- _Aim of the task_
Find all lines in the listing that include the word "user", then copy them.

- _Given records_
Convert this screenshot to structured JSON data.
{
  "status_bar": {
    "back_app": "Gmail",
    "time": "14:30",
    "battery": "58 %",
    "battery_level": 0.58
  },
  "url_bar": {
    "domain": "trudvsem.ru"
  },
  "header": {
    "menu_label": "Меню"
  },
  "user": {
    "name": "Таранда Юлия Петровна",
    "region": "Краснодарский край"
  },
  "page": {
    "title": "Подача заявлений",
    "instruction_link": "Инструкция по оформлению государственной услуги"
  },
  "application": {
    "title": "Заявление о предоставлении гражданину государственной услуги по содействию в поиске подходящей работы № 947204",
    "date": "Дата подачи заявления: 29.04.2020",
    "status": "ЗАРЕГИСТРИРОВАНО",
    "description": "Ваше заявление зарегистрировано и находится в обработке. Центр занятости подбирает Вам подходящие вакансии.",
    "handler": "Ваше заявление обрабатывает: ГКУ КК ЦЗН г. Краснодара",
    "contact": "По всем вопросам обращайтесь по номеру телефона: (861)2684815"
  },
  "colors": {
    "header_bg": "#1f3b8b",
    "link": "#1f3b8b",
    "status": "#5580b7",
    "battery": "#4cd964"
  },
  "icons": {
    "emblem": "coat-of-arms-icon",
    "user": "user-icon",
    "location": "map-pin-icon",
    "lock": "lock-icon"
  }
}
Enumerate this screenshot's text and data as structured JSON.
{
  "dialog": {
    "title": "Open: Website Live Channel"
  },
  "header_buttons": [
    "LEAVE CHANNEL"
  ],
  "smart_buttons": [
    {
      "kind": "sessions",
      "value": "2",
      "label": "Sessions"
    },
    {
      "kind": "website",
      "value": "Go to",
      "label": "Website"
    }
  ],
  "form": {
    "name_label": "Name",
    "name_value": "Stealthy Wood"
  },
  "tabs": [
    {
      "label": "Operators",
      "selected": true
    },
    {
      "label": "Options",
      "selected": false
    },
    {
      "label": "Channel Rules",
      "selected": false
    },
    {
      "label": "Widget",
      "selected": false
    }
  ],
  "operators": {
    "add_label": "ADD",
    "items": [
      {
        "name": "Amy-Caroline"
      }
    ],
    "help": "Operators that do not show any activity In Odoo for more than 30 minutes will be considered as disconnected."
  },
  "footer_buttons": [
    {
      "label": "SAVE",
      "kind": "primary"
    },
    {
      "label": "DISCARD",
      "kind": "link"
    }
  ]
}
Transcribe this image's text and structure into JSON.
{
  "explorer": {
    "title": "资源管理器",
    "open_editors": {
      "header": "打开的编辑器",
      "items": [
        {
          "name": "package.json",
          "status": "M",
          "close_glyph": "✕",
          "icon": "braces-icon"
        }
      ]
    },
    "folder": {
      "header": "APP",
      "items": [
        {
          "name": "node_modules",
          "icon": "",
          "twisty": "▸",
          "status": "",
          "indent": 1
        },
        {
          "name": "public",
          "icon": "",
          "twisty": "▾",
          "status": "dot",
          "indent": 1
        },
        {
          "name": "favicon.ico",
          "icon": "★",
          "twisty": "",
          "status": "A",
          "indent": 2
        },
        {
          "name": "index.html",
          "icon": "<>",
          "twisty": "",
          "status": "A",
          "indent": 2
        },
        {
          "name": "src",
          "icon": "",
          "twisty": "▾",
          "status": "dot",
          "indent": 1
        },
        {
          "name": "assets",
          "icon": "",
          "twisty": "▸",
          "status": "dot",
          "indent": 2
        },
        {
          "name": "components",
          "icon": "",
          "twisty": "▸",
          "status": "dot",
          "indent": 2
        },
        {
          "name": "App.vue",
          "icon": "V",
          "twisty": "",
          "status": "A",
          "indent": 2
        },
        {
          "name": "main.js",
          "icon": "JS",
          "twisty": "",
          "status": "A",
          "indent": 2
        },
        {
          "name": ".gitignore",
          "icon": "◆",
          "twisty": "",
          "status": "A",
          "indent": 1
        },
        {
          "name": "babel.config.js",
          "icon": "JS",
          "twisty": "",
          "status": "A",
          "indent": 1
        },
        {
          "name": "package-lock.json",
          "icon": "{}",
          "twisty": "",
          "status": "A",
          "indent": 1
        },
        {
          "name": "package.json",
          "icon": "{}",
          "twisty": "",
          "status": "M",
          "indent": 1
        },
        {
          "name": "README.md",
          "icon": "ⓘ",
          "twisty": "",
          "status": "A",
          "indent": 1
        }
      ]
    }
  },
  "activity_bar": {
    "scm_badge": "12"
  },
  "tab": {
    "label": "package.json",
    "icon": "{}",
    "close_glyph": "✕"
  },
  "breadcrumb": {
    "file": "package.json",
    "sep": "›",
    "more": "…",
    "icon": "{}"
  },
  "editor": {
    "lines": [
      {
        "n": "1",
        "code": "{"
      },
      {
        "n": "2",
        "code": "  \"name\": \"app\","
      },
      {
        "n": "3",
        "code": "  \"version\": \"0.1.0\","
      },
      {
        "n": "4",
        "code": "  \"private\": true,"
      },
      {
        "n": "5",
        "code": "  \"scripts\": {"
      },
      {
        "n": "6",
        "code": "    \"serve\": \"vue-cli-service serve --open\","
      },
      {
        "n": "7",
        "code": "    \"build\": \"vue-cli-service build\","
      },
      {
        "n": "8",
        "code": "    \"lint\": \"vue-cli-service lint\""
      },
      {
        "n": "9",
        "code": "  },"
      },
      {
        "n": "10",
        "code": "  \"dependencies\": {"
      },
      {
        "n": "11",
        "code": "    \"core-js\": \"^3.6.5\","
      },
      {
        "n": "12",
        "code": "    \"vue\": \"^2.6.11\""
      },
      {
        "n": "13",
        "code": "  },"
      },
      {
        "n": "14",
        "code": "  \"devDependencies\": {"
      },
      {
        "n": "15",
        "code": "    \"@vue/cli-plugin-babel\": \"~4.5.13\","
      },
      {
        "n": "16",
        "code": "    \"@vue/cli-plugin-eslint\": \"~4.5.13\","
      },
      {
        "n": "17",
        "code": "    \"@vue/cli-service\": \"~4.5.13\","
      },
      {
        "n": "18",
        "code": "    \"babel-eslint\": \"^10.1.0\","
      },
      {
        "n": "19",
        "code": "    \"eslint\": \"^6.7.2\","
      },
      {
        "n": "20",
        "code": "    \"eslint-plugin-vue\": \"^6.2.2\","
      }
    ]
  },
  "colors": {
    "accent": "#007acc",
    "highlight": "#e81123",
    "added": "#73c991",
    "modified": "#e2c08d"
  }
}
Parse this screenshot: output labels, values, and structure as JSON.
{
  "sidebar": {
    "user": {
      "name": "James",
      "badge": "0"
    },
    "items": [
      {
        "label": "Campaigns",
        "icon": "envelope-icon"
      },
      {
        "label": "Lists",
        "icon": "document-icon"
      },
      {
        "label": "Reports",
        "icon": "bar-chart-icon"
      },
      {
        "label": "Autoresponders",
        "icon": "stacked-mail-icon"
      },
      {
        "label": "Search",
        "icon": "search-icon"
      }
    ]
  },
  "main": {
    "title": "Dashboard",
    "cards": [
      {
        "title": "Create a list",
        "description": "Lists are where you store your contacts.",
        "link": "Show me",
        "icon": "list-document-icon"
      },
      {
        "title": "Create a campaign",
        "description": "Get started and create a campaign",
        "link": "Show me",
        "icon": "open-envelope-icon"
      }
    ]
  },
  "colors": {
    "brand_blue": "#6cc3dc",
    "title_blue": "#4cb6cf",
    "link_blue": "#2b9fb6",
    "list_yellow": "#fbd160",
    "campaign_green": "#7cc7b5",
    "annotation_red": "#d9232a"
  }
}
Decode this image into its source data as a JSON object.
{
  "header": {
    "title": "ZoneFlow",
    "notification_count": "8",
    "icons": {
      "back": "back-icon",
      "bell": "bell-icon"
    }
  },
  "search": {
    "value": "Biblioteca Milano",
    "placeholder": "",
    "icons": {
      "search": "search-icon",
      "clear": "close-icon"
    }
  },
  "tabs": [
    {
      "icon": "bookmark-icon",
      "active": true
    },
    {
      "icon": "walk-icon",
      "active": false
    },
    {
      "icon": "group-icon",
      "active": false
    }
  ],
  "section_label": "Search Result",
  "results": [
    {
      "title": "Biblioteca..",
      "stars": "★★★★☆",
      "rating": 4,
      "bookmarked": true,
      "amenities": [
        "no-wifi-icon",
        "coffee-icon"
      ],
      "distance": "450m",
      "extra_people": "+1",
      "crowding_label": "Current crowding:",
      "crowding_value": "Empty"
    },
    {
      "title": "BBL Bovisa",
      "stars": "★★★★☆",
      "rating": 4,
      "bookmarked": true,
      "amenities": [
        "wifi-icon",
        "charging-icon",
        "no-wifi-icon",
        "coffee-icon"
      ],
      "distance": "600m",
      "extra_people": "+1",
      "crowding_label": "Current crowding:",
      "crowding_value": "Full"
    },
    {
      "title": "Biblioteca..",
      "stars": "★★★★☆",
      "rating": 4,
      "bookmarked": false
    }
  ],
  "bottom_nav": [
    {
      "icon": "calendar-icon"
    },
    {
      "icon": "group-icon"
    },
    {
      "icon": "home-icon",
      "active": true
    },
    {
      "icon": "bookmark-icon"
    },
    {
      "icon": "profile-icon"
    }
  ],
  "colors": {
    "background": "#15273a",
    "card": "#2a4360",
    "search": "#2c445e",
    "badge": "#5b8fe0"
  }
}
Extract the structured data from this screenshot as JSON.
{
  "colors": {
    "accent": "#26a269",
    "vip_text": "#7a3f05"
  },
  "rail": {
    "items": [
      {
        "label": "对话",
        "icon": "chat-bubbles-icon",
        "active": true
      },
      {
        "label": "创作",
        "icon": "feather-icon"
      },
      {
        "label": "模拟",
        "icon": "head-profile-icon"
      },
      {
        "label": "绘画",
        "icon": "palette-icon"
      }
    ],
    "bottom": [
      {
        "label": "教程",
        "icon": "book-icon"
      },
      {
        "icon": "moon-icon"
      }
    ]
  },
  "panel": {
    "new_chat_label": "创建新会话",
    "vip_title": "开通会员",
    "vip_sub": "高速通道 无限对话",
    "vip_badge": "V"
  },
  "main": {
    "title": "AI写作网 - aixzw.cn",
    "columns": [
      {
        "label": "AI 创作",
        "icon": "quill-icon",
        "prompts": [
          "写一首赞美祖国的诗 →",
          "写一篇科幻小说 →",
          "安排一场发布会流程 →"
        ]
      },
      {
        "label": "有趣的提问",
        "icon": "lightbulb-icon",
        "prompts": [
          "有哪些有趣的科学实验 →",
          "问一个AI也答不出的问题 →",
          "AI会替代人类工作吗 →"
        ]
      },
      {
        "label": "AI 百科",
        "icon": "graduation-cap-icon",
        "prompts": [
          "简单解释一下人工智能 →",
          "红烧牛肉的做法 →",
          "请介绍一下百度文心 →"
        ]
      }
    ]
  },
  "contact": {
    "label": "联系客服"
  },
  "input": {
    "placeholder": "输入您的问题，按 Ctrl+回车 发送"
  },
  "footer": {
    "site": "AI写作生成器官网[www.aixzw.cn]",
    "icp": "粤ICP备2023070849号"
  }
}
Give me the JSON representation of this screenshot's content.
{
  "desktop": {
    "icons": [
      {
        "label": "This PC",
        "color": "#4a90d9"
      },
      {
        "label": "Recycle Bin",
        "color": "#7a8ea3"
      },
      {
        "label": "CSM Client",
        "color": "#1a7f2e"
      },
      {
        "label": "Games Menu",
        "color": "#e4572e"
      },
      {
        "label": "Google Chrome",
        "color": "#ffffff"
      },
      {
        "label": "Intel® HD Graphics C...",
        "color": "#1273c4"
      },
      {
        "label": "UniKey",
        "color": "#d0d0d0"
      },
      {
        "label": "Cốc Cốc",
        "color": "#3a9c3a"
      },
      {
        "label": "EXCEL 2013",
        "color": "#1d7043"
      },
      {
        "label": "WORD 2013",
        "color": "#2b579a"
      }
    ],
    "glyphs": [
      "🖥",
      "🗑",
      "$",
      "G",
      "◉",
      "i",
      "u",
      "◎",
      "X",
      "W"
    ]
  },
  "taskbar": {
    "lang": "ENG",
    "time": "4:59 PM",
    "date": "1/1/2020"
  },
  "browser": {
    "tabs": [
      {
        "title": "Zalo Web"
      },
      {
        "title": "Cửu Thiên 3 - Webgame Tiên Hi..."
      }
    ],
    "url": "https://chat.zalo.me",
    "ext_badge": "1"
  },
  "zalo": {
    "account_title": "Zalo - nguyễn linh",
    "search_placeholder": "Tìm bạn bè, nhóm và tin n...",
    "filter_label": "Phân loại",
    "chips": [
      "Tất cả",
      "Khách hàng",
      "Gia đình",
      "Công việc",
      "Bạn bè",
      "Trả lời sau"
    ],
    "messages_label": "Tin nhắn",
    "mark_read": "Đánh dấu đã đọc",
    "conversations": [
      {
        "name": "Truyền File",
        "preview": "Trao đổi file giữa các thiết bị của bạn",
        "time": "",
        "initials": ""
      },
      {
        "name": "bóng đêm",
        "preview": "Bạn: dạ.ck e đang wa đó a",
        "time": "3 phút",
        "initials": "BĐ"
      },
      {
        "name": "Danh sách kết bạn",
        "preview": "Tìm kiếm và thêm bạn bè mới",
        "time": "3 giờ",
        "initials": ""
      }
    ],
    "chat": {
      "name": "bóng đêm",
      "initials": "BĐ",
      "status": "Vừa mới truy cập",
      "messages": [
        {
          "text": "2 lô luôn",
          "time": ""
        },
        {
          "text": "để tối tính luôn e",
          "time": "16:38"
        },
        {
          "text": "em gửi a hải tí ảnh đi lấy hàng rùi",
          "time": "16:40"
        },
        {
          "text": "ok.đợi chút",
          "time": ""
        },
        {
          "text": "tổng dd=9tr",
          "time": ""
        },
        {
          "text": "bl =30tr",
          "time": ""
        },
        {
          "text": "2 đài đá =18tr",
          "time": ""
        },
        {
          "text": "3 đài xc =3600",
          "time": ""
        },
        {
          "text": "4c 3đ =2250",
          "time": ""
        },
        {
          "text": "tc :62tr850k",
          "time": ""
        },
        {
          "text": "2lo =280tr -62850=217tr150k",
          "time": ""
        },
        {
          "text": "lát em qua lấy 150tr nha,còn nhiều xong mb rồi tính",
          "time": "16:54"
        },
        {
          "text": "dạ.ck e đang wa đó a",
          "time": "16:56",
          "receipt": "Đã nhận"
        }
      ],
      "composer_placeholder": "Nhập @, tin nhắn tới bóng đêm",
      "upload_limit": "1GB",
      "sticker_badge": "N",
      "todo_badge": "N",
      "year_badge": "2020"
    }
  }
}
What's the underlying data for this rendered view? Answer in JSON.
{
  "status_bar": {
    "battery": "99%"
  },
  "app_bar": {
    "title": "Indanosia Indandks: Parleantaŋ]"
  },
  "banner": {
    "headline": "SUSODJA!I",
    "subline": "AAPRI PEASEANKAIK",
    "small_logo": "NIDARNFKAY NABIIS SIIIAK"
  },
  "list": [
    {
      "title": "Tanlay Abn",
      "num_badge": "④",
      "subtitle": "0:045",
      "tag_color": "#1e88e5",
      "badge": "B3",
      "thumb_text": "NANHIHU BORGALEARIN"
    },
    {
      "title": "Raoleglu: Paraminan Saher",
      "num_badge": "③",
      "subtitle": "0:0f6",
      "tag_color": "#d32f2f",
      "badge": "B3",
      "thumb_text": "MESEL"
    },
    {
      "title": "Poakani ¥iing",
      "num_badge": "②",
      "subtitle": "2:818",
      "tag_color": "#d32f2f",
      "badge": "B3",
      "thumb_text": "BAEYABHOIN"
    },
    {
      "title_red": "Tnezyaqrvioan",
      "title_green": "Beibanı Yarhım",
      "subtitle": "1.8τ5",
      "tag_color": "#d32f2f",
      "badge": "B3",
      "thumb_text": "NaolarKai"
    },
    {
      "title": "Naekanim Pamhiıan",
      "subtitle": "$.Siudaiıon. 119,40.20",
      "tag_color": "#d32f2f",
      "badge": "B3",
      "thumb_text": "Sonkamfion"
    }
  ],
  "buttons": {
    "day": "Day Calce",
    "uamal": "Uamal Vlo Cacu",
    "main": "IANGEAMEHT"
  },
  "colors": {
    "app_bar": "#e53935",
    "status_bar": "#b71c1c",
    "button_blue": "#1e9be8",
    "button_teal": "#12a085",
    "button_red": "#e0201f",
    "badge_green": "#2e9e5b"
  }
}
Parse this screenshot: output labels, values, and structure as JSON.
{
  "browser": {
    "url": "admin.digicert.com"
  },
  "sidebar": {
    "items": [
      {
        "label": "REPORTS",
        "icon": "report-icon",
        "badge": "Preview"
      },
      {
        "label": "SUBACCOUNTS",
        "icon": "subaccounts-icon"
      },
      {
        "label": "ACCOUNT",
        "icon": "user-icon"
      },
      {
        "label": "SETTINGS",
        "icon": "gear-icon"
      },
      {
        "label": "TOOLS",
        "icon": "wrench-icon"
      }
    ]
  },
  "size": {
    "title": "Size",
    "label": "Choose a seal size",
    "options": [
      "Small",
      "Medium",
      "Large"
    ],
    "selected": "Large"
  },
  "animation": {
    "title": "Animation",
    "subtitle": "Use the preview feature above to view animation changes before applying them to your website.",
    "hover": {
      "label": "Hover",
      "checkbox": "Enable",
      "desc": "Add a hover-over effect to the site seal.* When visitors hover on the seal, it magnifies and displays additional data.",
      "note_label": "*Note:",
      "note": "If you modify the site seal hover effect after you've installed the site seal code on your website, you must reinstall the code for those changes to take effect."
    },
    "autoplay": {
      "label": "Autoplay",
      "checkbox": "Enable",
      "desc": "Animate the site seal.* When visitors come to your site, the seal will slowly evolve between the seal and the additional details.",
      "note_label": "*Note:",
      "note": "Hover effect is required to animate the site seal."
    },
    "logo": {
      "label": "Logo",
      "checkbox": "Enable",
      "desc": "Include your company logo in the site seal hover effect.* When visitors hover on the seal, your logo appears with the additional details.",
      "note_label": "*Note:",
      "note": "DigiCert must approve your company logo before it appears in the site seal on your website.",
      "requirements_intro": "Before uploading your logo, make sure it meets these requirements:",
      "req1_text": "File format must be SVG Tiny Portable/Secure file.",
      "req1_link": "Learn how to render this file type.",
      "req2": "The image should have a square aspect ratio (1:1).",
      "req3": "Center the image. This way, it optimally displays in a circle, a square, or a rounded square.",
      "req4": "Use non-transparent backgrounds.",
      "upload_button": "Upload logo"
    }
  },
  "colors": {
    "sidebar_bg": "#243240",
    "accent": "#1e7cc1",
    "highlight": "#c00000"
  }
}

- _Exercise solution_
  "user": {
    "user": "user-icon",
    "user": {
        "icon": "user-icon"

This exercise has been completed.